Material shown:
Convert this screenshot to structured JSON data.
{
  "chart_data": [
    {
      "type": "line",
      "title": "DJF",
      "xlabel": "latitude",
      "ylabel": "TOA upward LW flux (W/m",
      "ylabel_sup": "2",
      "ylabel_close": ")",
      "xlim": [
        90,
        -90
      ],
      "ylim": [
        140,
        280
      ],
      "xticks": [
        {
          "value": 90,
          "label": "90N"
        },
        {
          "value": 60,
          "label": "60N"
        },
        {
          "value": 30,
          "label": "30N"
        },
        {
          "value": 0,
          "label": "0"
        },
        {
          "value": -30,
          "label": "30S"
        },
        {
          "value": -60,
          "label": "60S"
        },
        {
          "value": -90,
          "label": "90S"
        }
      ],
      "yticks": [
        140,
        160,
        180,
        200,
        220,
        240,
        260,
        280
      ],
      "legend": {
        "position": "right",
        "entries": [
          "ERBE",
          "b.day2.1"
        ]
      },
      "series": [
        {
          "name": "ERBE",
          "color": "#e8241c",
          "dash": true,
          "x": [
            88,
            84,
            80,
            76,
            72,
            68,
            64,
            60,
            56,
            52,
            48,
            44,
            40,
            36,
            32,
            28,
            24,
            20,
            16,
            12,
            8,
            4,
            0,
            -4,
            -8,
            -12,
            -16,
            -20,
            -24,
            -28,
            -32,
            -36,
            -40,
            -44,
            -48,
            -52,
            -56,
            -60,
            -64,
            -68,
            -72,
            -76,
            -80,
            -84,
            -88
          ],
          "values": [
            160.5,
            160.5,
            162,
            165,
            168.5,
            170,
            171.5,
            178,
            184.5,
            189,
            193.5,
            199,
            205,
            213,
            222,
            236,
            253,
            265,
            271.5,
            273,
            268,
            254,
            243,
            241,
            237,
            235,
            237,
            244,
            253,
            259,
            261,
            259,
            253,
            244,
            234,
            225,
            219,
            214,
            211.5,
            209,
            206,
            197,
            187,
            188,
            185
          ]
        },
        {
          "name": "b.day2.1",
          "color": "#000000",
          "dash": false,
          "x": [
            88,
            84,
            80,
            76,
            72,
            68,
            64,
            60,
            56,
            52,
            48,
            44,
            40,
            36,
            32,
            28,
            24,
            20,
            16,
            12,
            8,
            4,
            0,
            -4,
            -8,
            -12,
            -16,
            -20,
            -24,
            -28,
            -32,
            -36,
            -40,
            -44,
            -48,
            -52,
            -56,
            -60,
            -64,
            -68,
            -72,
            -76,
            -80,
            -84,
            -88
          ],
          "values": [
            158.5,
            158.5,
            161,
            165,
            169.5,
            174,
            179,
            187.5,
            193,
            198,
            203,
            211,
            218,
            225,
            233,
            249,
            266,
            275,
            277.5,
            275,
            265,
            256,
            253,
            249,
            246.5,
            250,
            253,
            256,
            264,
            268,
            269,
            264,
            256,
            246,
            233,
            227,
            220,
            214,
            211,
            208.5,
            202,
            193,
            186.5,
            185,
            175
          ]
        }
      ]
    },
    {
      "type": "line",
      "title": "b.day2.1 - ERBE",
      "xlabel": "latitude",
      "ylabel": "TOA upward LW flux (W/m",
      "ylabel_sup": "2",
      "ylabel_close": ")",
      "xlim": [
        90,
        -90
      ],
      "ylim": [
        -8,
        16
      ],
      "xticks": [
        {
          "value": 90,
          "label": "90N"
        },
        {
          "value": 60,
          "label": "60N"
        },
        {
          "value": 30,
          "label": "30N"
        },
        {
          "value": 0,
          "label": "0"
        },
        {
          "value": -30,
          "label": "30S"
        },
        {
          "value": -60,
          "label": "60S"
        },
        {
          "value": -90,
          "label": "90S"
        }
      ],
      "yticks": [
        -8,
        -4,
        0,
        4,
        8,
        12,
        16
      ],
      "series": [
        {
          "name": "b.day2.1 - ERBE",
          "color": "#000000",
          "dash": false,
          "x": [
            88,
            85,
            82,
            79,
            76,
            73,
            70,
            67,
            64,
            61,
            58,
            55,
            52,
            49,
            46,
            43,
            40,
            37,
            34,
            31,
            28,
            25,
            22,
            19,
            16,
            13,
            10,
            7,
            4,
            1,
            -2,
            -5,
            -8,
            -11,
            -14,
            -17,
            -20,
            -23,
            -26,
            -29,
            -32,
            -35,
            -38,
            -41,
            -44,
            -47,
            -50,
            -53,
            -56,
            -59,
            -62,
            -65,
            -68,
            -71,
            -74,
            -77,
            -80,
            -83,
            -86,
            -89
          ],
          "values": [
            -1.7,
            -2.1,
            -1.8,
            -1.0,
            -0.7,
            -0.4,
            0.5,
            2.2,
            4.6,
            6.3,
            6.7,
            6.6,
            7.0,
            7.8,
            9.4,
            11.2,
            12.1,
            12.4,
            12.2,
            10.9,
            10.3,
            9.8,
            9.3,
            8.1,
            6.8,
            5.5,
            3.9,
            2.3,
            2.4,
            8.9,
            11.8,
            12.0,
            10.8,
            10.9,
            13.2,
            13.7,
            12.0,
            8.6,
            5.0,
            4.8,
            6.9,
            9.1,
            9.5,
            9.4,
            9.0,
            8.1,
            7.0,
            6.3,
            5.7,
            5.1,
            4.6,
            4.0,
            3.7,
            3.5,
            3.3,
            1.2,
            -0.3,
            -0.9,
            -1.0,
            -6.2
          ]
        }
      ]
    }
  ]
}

Stated problem:
Repeat the preceding lines exactly, please, every one of them.

Output below:
Convert this screenshot to structured JSON data.
{
  "chart_data": [
    {
      "type": "line",
      "title": "DJF",
      "xlabel": "latitude",
      "ylabel": "TOA upward LW flux (W/m",
      "ylabel_sup": "2",
      "ylabel_close": ")",
      "xlim": [
        90,
        -90
      ],
      "ylim": [
        140,
        280
      ],
      "xticks": [
        {
          "value": 90,
          "label": "90N"
        },
        {
          "value": 60,
          "label": "60N"
        },
        {
          "value": 30,
          "label": "30N"
        },
        {
          "value": 0,
          "label": "0"
        },
        {
          "value": -30,
          "label": "30S"
        },
        {
          "value": -60,
          "label": "60S"
        },
        {
          "value": -90,
          "label": "90S"
        }
      ],
      "yticks": [
        140,
        160,
        180,
        200,
        220,
        240,
        260,
        280
      ],
      "legend": {
        "position": "right",
        "entries": [
          "ERBE",
          "b.day2.1"
        ]
      },
      "series": [
        {
          "name": "ERBE",
          "color": "#e8241c",
          "dash": true,
          "x": [
            88,
            84,
            80,
            76,
            72,
            68,
            64,
            60,
            56,
            52,
            48,
            44,
            40,
            36,
            32,
            28,
            24,
            20,
            16,
            12,
            8,
            4,
            0,
            -4,
            -8,
            -12,
            -16,
            -20,
            -24,
            -28,
            -32,
            -36,
            -40,
            -44,
            -48,
            -52,
            -56,
            -60,
            -64,
            -68,
            -72,
            -76,
            -80,
            -84,
            -88
          ],
          "values": [
            160.5,
            160.5,
            162,
            165,
            168.5,
            170,
            171.5,
            178,
            184.5,
            189,
            193.5,
            199,
            205,
            213,
            222,
            236,
            253,
            265,
            271.5,
            273,
            268,
            254,
            243,
            241,
            237,
            235,
            237,
            244,
            253,
            259,
            261,
            259,
            253,
            244,
            234,
            225,
            219,
            214,
            211.5,
            209,
            206,
            197,
            187,
            188,
            185
          ]
        },
        {
          "name": "b.day2.1",
          "color": "#000000",
          "dash": false,
          "x": [
            88,
            84,
            80,
            76,
            72,
            68,
            64,
            60,
            56,
            52,
            48,
            44,
            40,
            36,
            32,
            28,
            24,
            20,
            16,
            12,
            8,
            4,
            0,
            -4,
            -8,
            -12,
            -16,
            -20,
            -24,
            -28,
            -32,
            -36,
            -40,
            -44,
            -48,
            -52,
            -56,
            -60,
            -64,
            -68,
            -72,
            -76,
            -80,
            -84,
            -88
          ],
          "values": [
            158.5,
            158.5,
            161,
            165,
            169.5,
            174,
            179,
            187.5,
            193,
            198,
            203,
            211,
            218,
            225,
            233,
            249,
            266,
            275,
            277.5,
            275,
            265,
            256,
            253,
            249,
            246.5,
            250,
            253,
            256,
            264,
            268,
            269,
            264,
            256,
            246,
            233,
            227,
            220,
            214,
            211,
            208.5,
            202,
            193,
            186.5,
            185,
            175
          ]
        }
      ]
    },
    {
      "type": "line",
      "title": "b.day2.1 - ERBE",
      "xlabel": "latitude",
      "ylabel": "TOA upward LW flux (W/m",
      "ylabel_sup": "2",
      "ylabel_close": ")",
      "xlim": [
        90,
        -90
      ],
      "ylim": [
        -8,
        16
      ],
      "xticks": [
        {
          "value": 90,
          "label": "90N"
        },
        {
          "value": 60,
          "label": "60N"
        },
        {
          "value": 30,
          "label": "30N"
        },
        {
          "value": 0,
          "label": "0"
        },
        {
          "value": -30,
          "label": "30S"
        },
        {
          "value": -60,
          "label": "60S"
        },
        {
          "value": -90,
          "label": "90S"
        }
      ],
      "yticks": [
        -8,
        -4,
        0,
        4,
        8,
        12,
        16
      ],
      "series": [
        {
          "name": "b.day2.1 - ERBE",
          "color": "#000000",
          "dash": false,
          "x": [
            88,
            85,
            82,
            79,
            76,
            73,
            70,
            67,
            64,
            61,
            58,
            55,
            52,
            49,
            46,
            43,
            40,
            37,
            34,
            31,
            28,
            25,
            22,
            19,
            16,
            13,
            10,
            7,
            4,
            1,
            -2,
            -5,
            -8,
            -11,
            -14,
            -17,
            -20,
            -23,
            -26,
            -29,
            -32,
            -35,
            -38,
            -41,
            -44,
            -47,
            -50,
            -53,
            -56,
            -59,
            -62,
            -65,
            -68,
            -71,
            -74,
            -77,
            -80,
            -83,
            -86,
            -89
          ],
          "values": [
            -1.7,
            -2.1,
            -1.8,
            -1.0,
            -0.7,
            -0.4,
            0.5,
            2.2,
            4.6,
            6.3,
            6.7,
            6.6,
            7.0,
            7.8,
            9.4,
            11.2,
            12.1,
            12.4,
            12.2,
            10.9,
            10.3,
            9.8,
            9.3,
            8.1,
            6.8,
            5.5,
            3.9,
            2.3,
            2.4,
            8.9,
            11.8,
            12.0,
            10.8,
            10.9,
            13.2,
            13.7,
            12.0,
            8.6,
            5.0,
            4.8,
            6.9,
            9.1,
            9.5,
            9.4,
            9.0,
            8.1,
            7.0,
            6.3,
            5.7,
            5.1,
            4.6,
            4.0,
            3.7,
            3.5,
            3.3,
            1.2,
            -0.3,
            -0.9,
            -1.0,
            -6.2
          ]
        }
      ]
    }
  ]
}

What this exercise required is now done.